- PROBLEM DETAILS -
Show every line of the records below that contains the word "автоматическом".

--- begin DATA EXCERPTS ---

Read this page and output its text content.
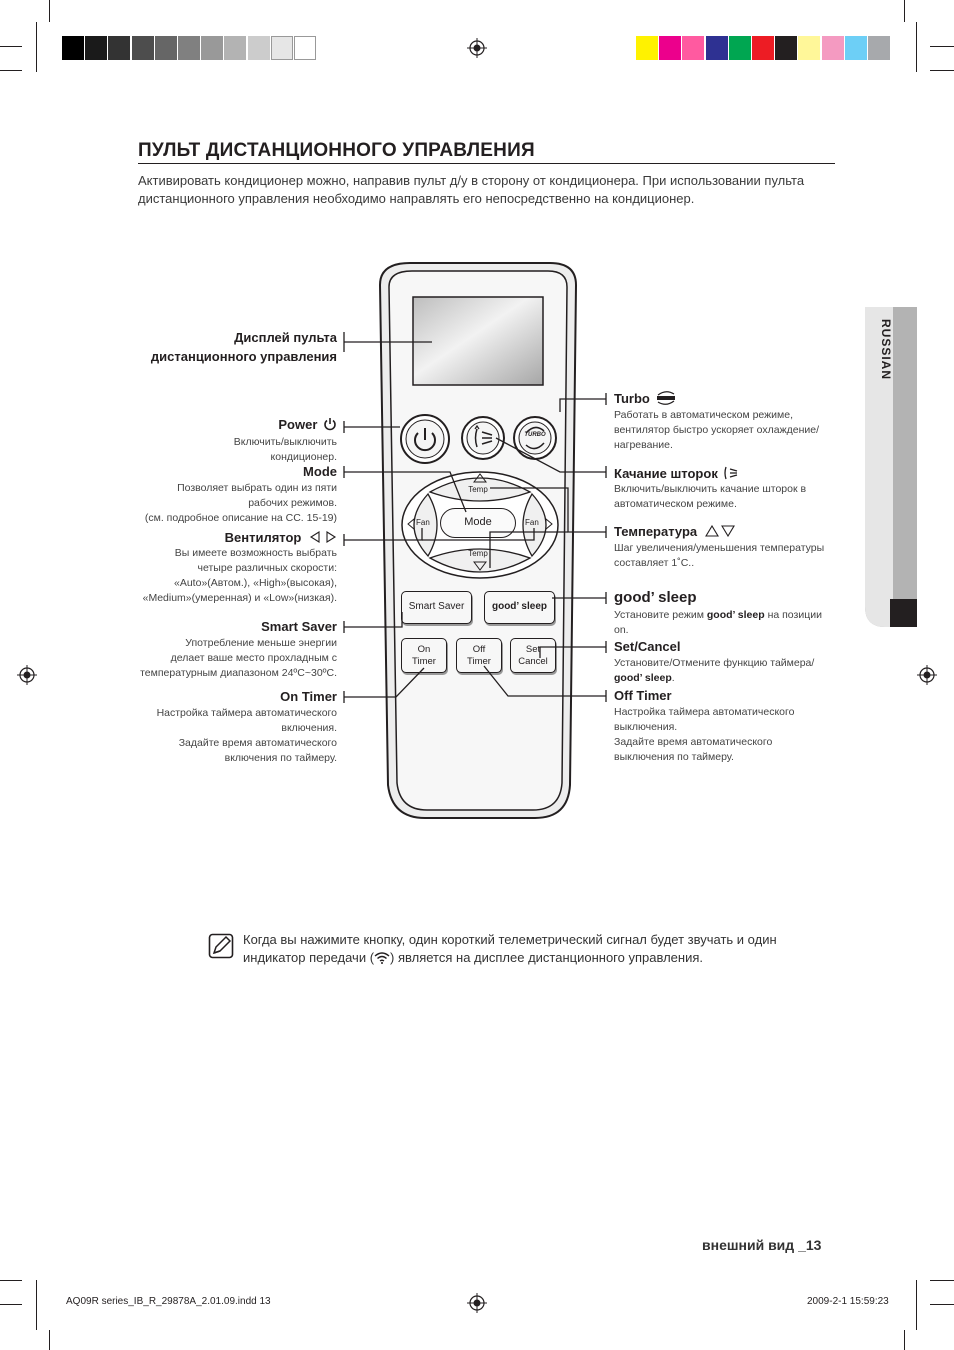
ПУЛЬТ ДИСТАНЦИОННОГО УПРАВЛЕНИЯ
Активировать кондиционер можно, направив пульт д/у в сторону от кондиционера. При использовании пульта дистанционного управления необходимо направлять его непосредственно на кондиционер.
RUSSIAN
TURBO
Temp
Temp
Fan	Fan
Mode
Smart Saver	good’ sleep
On
Timer
Off
Timer
Set
Cancel
Дисплей пульта
дистанционного управления
Power
Включить/выключить
кондиционер.
Mode
Позволяет выбрать один из пяти
рабочих режимов.
(см. подробное описание на СС. 15-19)
Вентилятор
Вы имеете возможность выбрать
четыре различных скорости:
«Auto»(Автом.), «High»(высокая),
«Medium»(умеренная) и «Low»(низкая).
Smart Saver
Употребление меньше энергии
делает ваше место прохладным с
температурным диапазоном 24ºC~30ºC.
On Timer
Настройка таймера автоматического
включения.
Задайте время автоматического
включения по таймеру.
Turbo
Работать в автоматическом режиме,
вентилятор быстро ускоряет охлаждение/
нагревание.
Качание шторок
Включить/выключить качание шторок в
автоматическом режиме.
Температура
Шаг увеличения/уменьшения температуры
составляет 1˚C..
good’ sleep
Установите режим good’ sleep на позиции
on.
Set/Cancel
Установите/Отмените функцию таймера/
good’ sleep.
Off Timer
Настройка таймера автоматического
выключения.
Задайте время автоматического
выключения по таймеру.
Когда вы нажимите кнопку, один короткий телеметрический сигнал будет звучать и один
индикатор передачи ( ) является на дисплее дистанционного управления.
внешний вид _13
AQ09R series_IB_R_29878A_2.01.09.indd 13	2009-2-1 15:59:23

--- end DATA EXCERPTS ---

- TASK SOLUTION -
Работать в автоматическом режиме,
автоматическом режиме.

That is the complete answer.